:: Given request ::
Write out exactly the lines below that run from the line containing "What data populates" through the last line of the records.

++++ Data section ++++

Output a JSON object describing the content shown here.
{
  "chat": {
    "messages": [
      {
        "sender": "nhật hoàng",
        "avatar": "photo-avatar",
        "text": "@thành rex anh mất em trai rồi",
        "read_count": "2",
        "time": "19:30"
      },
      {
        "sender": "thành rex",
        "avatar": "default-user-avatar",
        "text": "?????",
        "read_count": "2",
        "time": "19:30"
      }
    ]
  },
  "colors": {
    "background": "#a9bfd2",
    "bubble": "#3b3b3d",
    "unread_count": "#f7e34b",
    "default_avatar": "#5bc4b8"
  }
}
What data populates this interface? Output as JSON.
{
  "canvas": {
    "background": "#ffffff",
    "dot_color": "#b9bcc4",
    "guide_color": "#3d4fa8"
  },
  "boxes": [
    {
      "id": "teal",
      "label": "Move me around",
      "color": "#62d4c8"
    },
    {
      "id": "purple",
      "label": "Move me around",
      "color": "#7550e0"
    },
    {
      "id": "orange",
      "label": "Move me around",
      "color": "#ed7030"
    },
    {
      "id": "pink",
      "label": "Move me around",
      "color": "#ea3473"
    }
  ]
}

++++

:: Written solution ::
What data populates this interface? Output as JSON.
{
  "canvas": {
    "background": "#ffffff",
    "dot_color": "#b9bcc4",
    "guide_color": "#3d4fa8"
  },
  "boxes": [
    {
      "id": "teal",
      "label": "Move me around",
      "color": "#62d4c8"
    },
    {
      "id": "purple",
      "label": "Move me around",
      "color": "#7550e0"
    },
    {
      "id": "orange",
      "label": "Move me around",
      "color": "#ed7030"
    },
    {
      "id": "pink",
      "label": "Move me around",
      "color": "#ea3473"
    }
  ]
}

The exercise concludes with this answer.